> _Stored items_
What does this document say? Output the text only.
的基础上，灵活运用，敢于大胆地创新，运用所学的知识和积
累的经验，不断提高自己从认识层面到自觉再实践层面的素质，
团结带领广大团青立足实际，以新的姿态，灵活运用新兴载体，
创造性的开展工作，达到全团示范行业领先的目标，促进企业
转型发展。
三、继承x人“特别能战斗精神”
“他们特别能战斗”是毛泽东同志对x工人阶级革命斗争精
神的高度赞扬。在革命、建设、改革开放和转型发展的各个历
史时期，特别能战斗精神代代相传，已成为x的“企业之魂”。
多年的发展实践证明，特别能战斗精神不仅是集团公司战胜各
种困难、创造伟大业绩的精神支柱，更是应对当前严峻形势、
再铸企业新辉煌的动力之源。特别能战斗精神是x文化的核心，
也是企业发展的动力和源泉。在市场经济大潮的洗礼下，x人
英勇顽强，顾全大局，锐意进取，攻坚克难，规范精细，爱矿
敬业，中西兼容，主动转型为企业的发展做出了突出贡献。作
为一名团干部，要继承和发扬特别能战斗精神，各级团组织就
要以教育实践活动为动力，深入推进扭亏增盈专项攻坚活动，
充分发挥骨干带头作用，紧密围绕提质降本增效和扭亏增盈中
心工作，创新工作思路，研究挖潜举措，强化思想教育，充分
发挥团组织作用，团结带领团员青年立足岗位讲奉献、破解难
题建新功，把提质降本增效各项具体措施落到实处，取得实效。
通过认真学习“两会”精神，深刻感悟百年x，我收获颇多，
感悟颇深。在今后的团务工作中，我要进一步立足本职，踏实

> _Stated goal_
Reproduce the records above exactly as they appear.

> _Response_
What does this document say? Output the text only.
的基础上，灵活运用，敢于大胆地创新，运用所学的知识和积
累的经验，不断提高自己从认识层面到自觉再实践层面的素质，
团结带领广大团青立足实际，以新的姿态，灵活运用新兴载体，
创造性的开展工作，达到全团示范行业领先的目标，促进企业
转型发展。
三、继承x人“特别能战斗精神”
“他们特别能战斗”是毛泽东同志对x工人阶级革命斗争精
神的高度赞扬。在革命、建设、改革开放和转型发展的各个历
史时期，特别能战斗精神代代相传，已成为x的“企业之魂”。
多年的发展实践证明，特别能战斗精神不仅是集团公司战胜各
种困难、创造伟大业绩的精神支柱，更是应对当前严峻形势、
再铸企业新辉煌的动力之源。特别能战斗精神是x文化的核心，
也是企业发展的动力和源泉。在市场经济大潮的洗礼下，x人
英勇顽强，顾全大局，锐意进取，攻坚克难，规范精细，爱矿
敬业，中西兼容，主动转型为企业的发展做出了突出贡献。作
为一名团干部，要继承和发扬特别能战斗精神，各级团组织就
要以教育实践活动为动力，深入推进扭亏增盈专项攻坚活动，
充分发挥骨干带头作用，紧密围绕提质降本增效和扭亏增盈中
心工作，创新工作思路，研究挖潜举措，强化思想教育，充分
发挥团组织作用，团结带领团员青年立足岗位讲奉献、破解难
题建新功，把提质降本增效各项具体措施落到实处，取得实效。
通过认真学习“两会”精神，深刻感悟百年x，我收获颇多，
感悟颇深。在今后的团务工作中，我要进一步立足本职，踏实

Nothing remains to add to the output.